How many lines of these entries include the string "劳动与社会保障实务"? State the number alone.

#####

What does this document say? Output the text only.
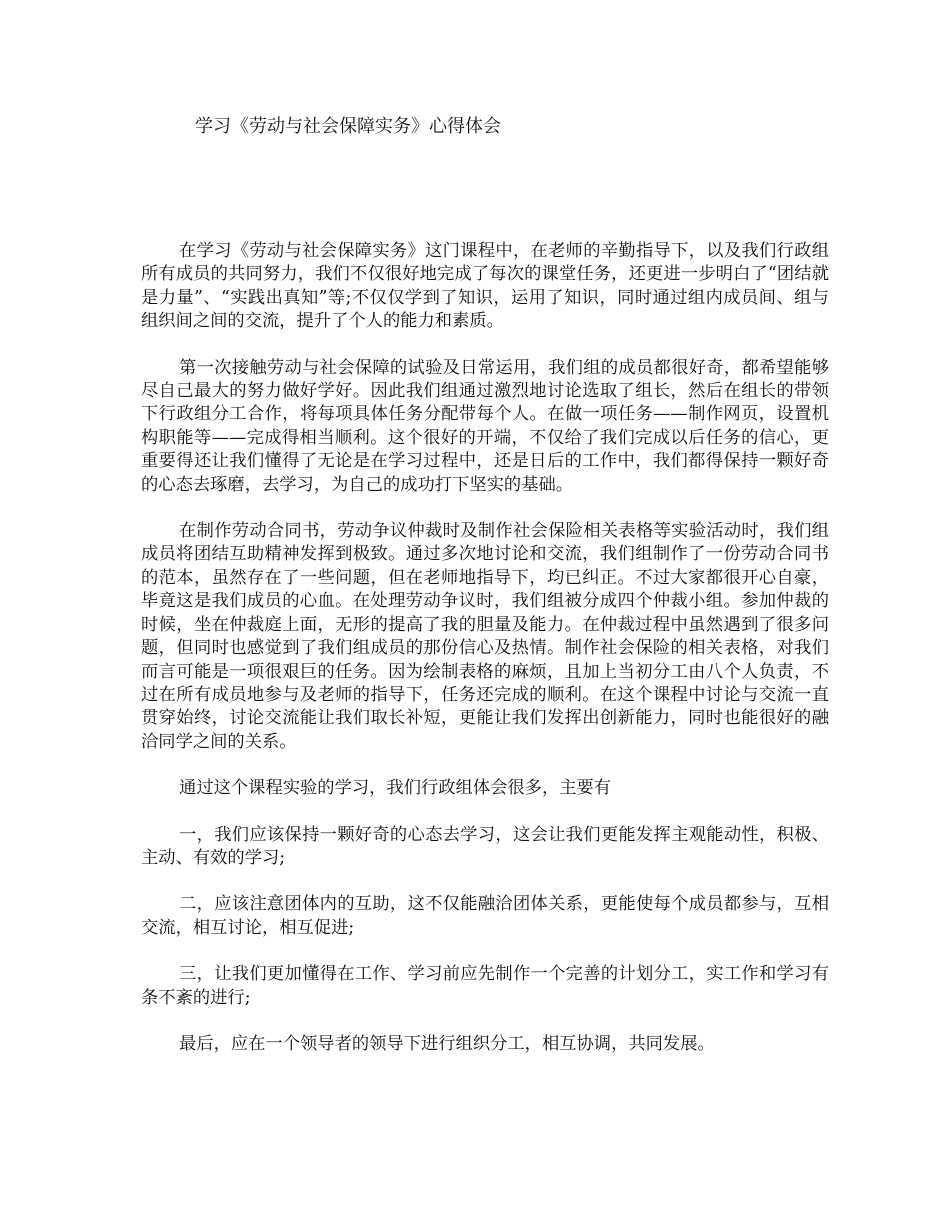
学习《劳动与社会保障实务》心得体会

在学习《劳动与社会保障实务》这门课程中，在老师的辛勤指导下，以及我们行政组所有成员的共同努力，我们不仅很好地完成了每次的课堂任务，还更进一步明白了“团结就是力量”、“实践出真知”等;不仅仅学到了知识，运用了知识，同时通过组内成员间、组与组织间之间的交流，提升了个人的能力和素质。

第一次接触劳动与社会保障的试验及日常运用，我们组的成员都很好奇，都希望能够尽自己最大的努力做好学好。因此我们组通过激烈地讨论选取了组长，然后在组长的带领下行政组分工合作，将每项具体任务分配带每个人。在做一项任务——制作网页，设置机构职能等——完成得相当顺利。这个很好的开端，不仅给了我们完成以后任务的信心，更重要得还让我们懂得了无论是在学习过程中，还是日后的工作中，我们都得保持一颗好奇的心态去琢磨，去学习，为自己的成功打下坚实的基础。

在制作劳动合同书，劳动争议仲裁时及制作社会保险相关表格等实验活动时，我们组成员将团结互助精神发挥到极致。通过多次地讨论和交流，我们组制作了一份劳动合同书的范本，虽然存在了一些问题，但在老师地指导下，均已纠正。不过大家都很开心自豪，毕竟这是我们成员的心血。在处理劳动争议时，我们组被分成四个仲裁小组。参加仲裁的时候，坐在仲裁庭上面，无形的提高了我的胆量及能力。在仲裁过程中虽然遇到了很多问题，但同时也感觉到了我们组成员的那份信心及热情。制作社会保险的相关表格，对我们而言可能是一项很艰巨的任务。因为绘制表格的麻烦，且加上当初分工由八个人负责，不过在所有成员地参与及老师的指导下，任务还完成的顺利。在这个课程中讨论与交流一直贯穿始终，讨论交流能让我们取长补短，更能让我们发挥出创新能力，同时也能很好的融洽同学之间的关系。

通过这个课程实验的学习，我们行政组体会很多，主要有

一，我们应该保持一颗好奇的心态去学习，这会让我们更能发挥主观能动性，积极、主动、有效的学习;

二，应该注意团体内的互助，这不仅能融洽团体关系，更能使每个成员都参与，互相交流，相互讨论，相互促进;

三，让我们更加懂得在工作、学习前应先制作一个完善的计划分工，实工作和学习有条不紊的进行;

最后，应在一个领导者的领导下进行组织分工，相互协调，共同发展。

#####

### Response below
2